### EXERCISE
Write out the following report excerpt on Aboriginal and Torres Strait Islander suicide prevention in full, word for word.

### TEXT SEGMENT

SOLUTIONS THAT WORK: WHAT THE EVIDENCE AND OUR PEOPLE TELL US [AtsisPep.sis.uwa.edu]

 

Aboriginal and Torres Strait Islander
Suicide Prevention Evaluation Project Report



Indigenous suicide is a significant population health challenge for Australia. Suicide has emerged in the past half century as a major cause of Indigenous premature mortality and is a contributor to the overall Indigenous health and life expectancy gap. In 2014 it was the fifth leading cause of death among Indigenous people, and the age-standardised suicide rate was around twice as high as the non-Indigenous rate.1 In this report, the term ‘Indigenous’ is predominantly used to refer to Aboriginal and Torres Strait Islander people. Where used to refer to Indigenous people of other nations, this is specifically addressed. Indigenous children and young people are particularly vulnerable,2 comprising 30% of the suicide deaths among those under 18 years of age.3 In addition, Indigenous 15–24 year olds are over five times as likely to suicide as their non-Indigenous peers.4 ‘Suicide clusters’, or a series of suicide completions and/or self-harming acts that occur within a single community or locale over a period of weeks or months, is also a significant concern, particularly among younger people.5 As males represent the significant majority of completed Indigenous suicides, gender can also be understood as a risk factor. However, the number of suicides and increasing self-harm among Indigenous females is an ongoing concern.6 National responses to general population suicide began in the 1990s and include the current 1999 National Suicide Prevention Strategy (NSPS).7 Within the latter, the Living is For Everyone (LiFE) Framework is an evidence-based national strategic policy framework for suicide prevention. In May 2013, the first National Aboriginal and Torres Strait Islander Suicide Prevention Strategy (NATSISPS) was launched.8 The Aboriginal and Torres Strait Islander Suicide Prevention Evaluation Project (ATSISPEP) arose from Indigenous community members, leaders in mental health and suicide prevention and the Australian Government who shared an intention that the implementation of the NATSISPS, and the funds pledged towards it, should be impactful and should reduce suicide in Indigenous communities. The parties also shared concern that more formal approaches should be adopted to identify a sufficiently robust evidence-base on which NATSISPS implementation could proceed.

### LISTED ENTRIES
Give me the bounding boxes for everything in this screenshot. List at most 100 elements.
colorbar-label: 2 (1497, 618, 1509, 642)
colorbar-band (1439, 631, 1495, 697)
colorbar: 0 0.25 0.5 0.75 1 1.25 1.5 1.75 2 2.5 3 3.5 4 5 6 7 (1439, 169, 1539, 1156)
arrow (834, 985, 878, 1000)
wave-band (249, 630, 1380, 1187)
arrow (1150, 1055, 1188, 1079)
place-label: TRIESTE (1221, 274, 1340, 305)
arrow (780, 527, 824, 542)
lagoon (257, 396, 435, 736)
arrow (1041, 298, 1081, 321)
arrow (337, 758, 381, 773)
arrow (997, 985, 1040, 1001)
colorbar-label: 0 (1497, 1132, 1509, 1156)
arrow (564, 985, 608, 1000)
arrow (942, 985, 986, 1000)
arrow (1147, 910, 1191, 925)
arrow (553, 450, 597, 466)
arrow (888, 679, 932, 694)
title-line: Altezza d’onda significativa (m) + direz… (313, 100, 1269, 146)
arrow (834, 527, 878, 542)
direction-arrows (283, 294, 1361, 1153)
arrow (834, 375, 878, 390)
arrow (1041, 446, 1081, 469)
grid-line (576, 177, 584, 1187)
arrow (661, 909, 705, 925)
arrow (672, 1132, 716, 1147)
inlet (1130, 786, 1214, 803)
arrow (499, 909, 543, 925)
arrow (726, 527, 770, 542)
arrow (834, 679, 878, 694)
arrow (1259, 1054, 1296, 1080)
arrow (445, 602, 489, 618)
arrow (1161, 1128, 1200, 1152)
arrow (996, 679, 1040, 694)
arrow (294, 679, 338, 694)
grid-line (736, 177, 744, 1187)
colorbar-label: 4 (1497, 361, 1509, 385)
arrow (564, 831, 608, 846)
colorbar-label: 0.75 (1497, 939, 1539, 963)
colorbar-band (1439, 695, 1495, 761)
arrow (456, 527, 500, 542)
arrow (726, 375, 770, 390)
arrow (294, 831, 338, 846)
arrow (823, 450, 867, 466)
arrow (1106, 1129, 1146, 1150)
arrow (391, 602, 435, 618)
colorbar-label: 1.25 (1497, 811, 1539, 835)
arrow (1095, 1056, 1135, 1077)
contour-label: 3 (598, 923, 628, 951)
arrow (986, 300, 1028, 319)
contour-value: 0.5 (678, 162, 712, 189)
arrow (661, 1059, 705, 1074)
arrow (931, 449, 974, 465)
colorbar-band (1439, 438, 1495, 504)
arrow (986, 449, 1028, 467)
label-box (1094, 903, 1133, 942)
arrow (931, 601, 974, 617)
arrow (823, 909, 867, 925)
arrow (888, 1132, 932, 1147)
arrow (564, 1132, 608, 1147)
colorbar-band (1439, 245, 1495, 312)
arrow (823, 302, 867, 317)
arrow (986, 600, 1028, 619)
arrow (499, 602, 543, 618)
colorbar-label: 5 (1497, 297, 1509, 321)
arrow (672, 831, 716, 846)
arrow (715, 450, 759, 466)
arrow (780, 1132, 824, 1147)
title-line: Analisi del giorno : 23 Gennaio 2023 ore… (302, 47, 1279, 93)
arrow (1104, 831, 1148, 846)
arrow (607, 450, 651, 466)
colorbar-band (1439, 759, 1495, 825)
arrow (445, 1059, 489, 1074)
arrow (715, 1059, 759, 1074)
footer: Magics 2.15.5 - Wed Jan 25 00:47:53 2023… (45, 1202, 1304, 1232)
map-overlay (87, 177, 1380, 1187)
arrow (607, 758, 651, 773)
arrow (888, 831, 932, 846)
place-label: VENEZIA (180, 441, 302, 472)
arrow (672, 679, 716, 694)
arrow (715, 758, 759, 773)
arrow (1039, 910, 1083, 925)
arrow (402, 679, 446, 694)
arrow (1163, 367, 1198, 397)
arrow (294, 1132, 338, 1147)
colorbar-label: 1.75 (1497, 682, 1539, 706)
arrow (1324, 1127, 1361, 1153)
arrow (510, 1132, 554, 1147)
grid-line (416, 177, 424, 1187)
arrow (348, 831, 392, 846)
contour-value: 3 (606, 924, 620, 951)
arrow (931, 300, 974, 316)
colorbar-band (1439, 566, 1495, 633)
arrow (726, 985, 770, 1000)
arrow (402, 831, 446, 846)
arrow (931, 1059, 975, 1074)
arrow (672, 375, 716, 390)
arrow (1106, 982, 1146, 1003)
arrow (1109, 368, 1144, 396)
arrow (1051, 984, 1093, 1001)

### SOLUTION
SOLUTIONS THAT WORK: WHAT THE EVIDENCE AND OUR PEOPLE TELL US [AtsisPep.sis.uwa.edu]

 

Aboriginal and Torres Strait Islander
Suicide Prevention Evaluation Project Report



Indigenous suicide is a significant population health challenge for Australia. Suicide has emerged in the past half century as a major cause of Indigenous premature mortality and is a contributor to the overall Indigenous health and life expectancy gap. In 2014 it was the fifth leading cause of death among Indigenous people, and the age-standardised suicide rate was around twice as high as the non-Indigenous rate.1 In this report, the term ‘Indigenous’ is predominantly used to refer to Aboriginal and Torres Strait Islander people. Where used to refer to Indigenous people of other nations, this is specifically addressed. Indigenous children and young people are particularly vulnerable,2 comprising 30% of the suicide deaths among those under 18 years of age.3 In addition, Indigenous 15–24 year olds are over five times as likely to suicide as their non-Indigenous peers.4 ‘Suicide clusters’, or a series of suicide completions and/or self-harming acts that occur within a single community or locale over a period of weeks or months, is also a significant concern, particularly among younger people.5 As males represent the significant majority of completed Indigenous suicides, gender can also be understood as a risk factor. However, the number of suicides and increasing self-harm among Indigenous females is an ongoing concern.6 National responses to general population suicide began in the 1990s and include the current 1999 National Suicide Prevention Strategy (NSPS).7 Within the latter, the Living is For Everyone (LiFE) Framework is an evidence-based national strategic policy framework for suicide prevention. In May 2013, the first National Aboriginal and Torres Strait Islander Suicide Prevention Strategy (NATSISPS) was launched.8 The Aboriginal and Torres Strait Islander Suicide Prevention Evaluation Project (ATSISPEP) arose from Indigenous community members, leaders in mental health and suicide prevention and the Australian Government who shared an intention that the implementation of the NATSISPS, and the funds pledged towards it, should be impactful and should reduce suicide in Indigenous communities. The parties also shared concern that more formal approaches should be adopted to identify a sufficiently robust evidence-base on which NATSISPS implementation could proceed.